■ REQUIREMENT
Tally every line of the listing below that holds "your", then give the tally alone.

■ GIVEN INFORMATION
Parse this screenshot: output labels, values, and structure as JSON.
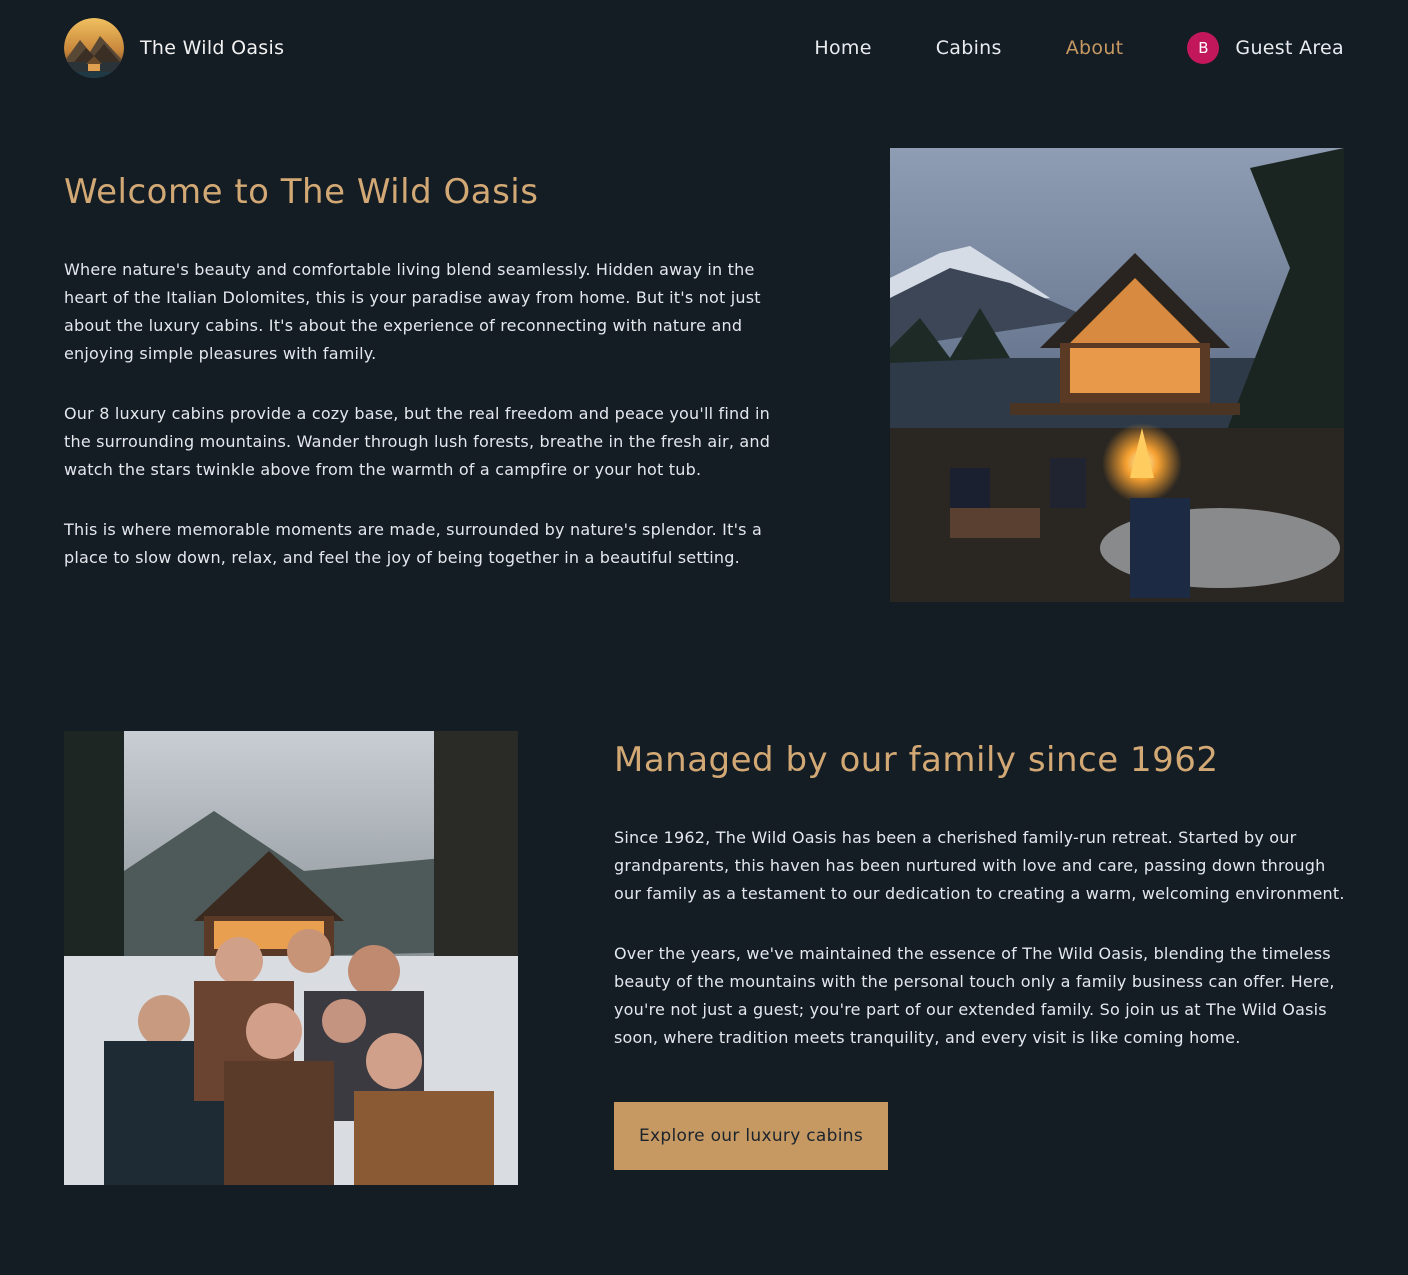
{
  "header": {
    "brand_name": "The Wild Oasis",
    "logo_icon": "mountain-cabin-logo",
    "nav": [
      {
        "label": "Home",
        "active": false
      },
      {
        "label": "Cabins",
        "active": false
      },
      {
        "label": "About",
        "active": true
      }
    ],
    "guest": {
      "avatar_initial": "B",
      "label": "Guest Area",
      "avatar_color": "#c2185b"
    }
  },
  "welcome": {
    "title": "Welcome to The Wild Oasis",
    "paragraphs": [
      "Where nature's beauty and comfortable living blend seamlessly. Hidden away in the heart of the Italian Dolomites, this is your paradise away from home. But it's not just about the luxury cabins. It's about the experience of reconnecting with nature and enjoying simple pleasures with family.",
      "Our 8 luxury cabins provide a cozy base, but the real freedom and peace you'll find in the surrounding mountains. Wander through lush forests, breathe in the fresh air, and watch the stars twinkle above from the warmth of a campfire or your hot tub.",
      "This is where memorable moments are made, surrounded by nature's splendor. It's a place to slow down, relax, and feel the joy of being together in a beautiful setting."
    ]
  },
  "family": {
    "title": "Managed by our family since 1962",
    "paragraphs": [
      "Since 1962, The Wild Oasis has been a cherished family-run retreat. Started by our grandparents, this haven has been nurtured with love and care, passing down through our family as a testament to our dedication to creating a warm, welcoming environment.",
      "Over the years, we've maintained the essence of The Wild Oasis, blending the timeless beauty of the mountains with the personal touch only a family business can offer. Here, you're not just a guest; you're part of our extended family. So join us at The Wild Oasis soon, where tradition meets tranquility, and every visit is like coming home."
    ],
    "cta_label": "Explore our luxury cabins"
  },
  "colors": {
    "background": "#141c24",
    "accent": "#c69963",
    "heading": "#d2a875",
    "text": "#e4e8ec"
  }
}
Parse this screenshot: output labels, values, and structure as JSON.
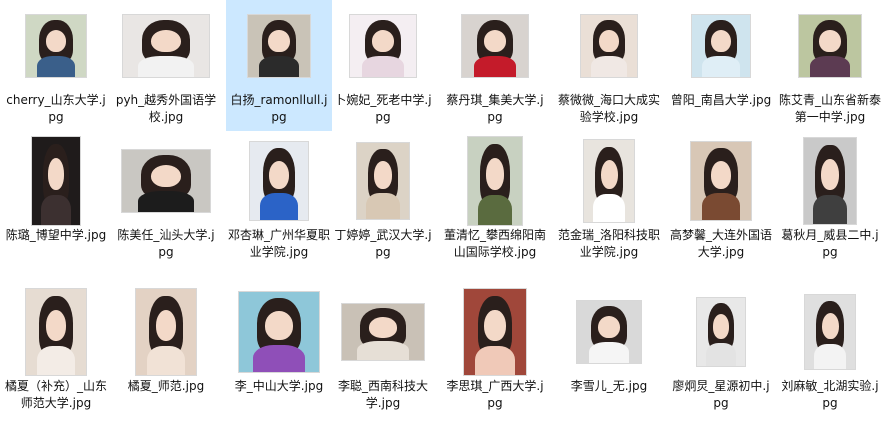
{
  "files": [
    {
      "label": "cherry_山东大学.jpg",
      "bg": "#cfd8c4",
      "top": "#3a5f8a"
    },
    {
      "label": "pyh_越秀外国语学校.jpg",
      "bg": "#e9e6e4",
      "top": "#f2f2f2"
    },
    {
      "label": "白扬_ramonllull.jpg",
      "bg": "#c9c3b7",
      "top": "#2b2b2b"
    },
    {
      "label": "卜婉妃_死老中学.jpg",
      "bg": "#f4eef2",
      "top": "#e7d6e0"
    },
    {
      "label": "蔡丹琪_集美大学.jpg",
      "bg": "#d8d3cf",
      "top": "#c41b2a"
    },
    {
      "label": "蔡微微_海口大成实验学校.jpg",
      "bg": "#eadfd6",
      "top": "#f0e8e4"
    },
    {
      "label": "曾阳_南昌大学.jpg",
      "bg": "#cfe4ee",
      "top": "#dfeef6"
    },
    {
      "label": "陈艾青_山东省新泰第一中学.jpg",
      "bg": "#bcc6a0",
      "top": "#5c3b52"
    },
    {
      "label": "陈璐_博望中学.jpg",
      "bg": "#1f1b1b",
      "top": "#3c3030"
    },
    {
      "label": "陈美任_汕头大学.jpg",
      "bg": "#c9c7c2",
      "top": "#1c1c1c"
    },
    {
      "label": "邓杏琳_广州华夏职业学院.jpg",
      "bg": "#e6eaf0",
      "top": "#2b63c7"
    },
    {
      "label": "丁婷婷_武汉大学.jpg",
      "bg": "#dcd3c6",
      "top": "#d8c8b4"
    },
    {
      "label": "董清忆_攀西绵阳南山国际学校.jpg",
      "bg": "#c8d1c1",
      "top": "#5a6b3f"
    },
    {
      "label": "范金瑞_洛阳科技职业学院.jpg",
      "bg": "#e8e4de",
      "top": "#ffffff"
    },
    {
      "label": "高梦馨_大连外国语大学.jpg",
      "bg": "#d8c7b6",
      "top": "#7a4a32"
    },
    {
      "label": "葛秋月_威县二中.jpg",
      "bg": "#c9c9c9",
      "top": "#3f3f3f"
    },
    {
      "label": "橘夏（补充）_山东师范大学.jpg",
      "bg": "#e6dcd2",
      "top": "#f3ece6"
    },
    {
      "label": "橘夏_师范.jpg",
      "bg": "#e3d2c4",
      "top": "#f1e2d6"
    },
    {
      "label": "李_中山大学.jpg",
      "bg": "#8ec7d9",
      "top": "#8f4fb8"
    },
    {
      "label": "李聪_西南科技大学.jpg",
      "bg": "#c9c1b6",
      "top": "#e6dfd6"
    },
    {
      "label": "李思琪_广西大学.jpg",
      "bg": "#a0473a",
      "top": "#f0c9b8"
    },
    {
      "label": "李雪儿_无.jpg",
      "bg": "#d9d9d9",
      "top": "#f5f5f5"
    },
    {
      "label": "廖炯炅_星源初中.jpg",
      "bg": "#e8e8e8",
      "top": "#e3e3e3"
    },
    {
      "label": "刘麻敏_北湖实验.jpg",
      "bg": "#dfdfdf",
      "top": "#f3f3f3"
    }
  ]
}
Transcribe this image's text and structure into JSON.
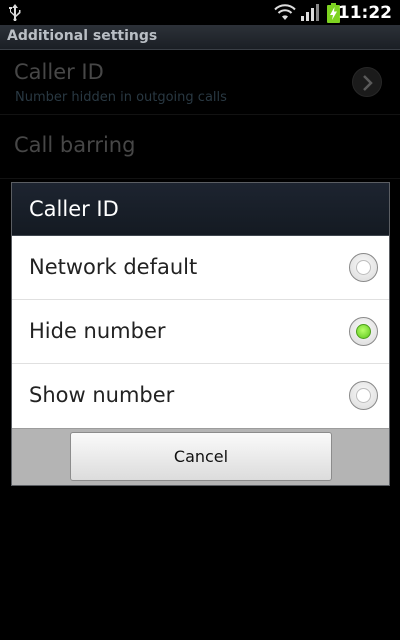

■ ANSWER FOR THE TASK
2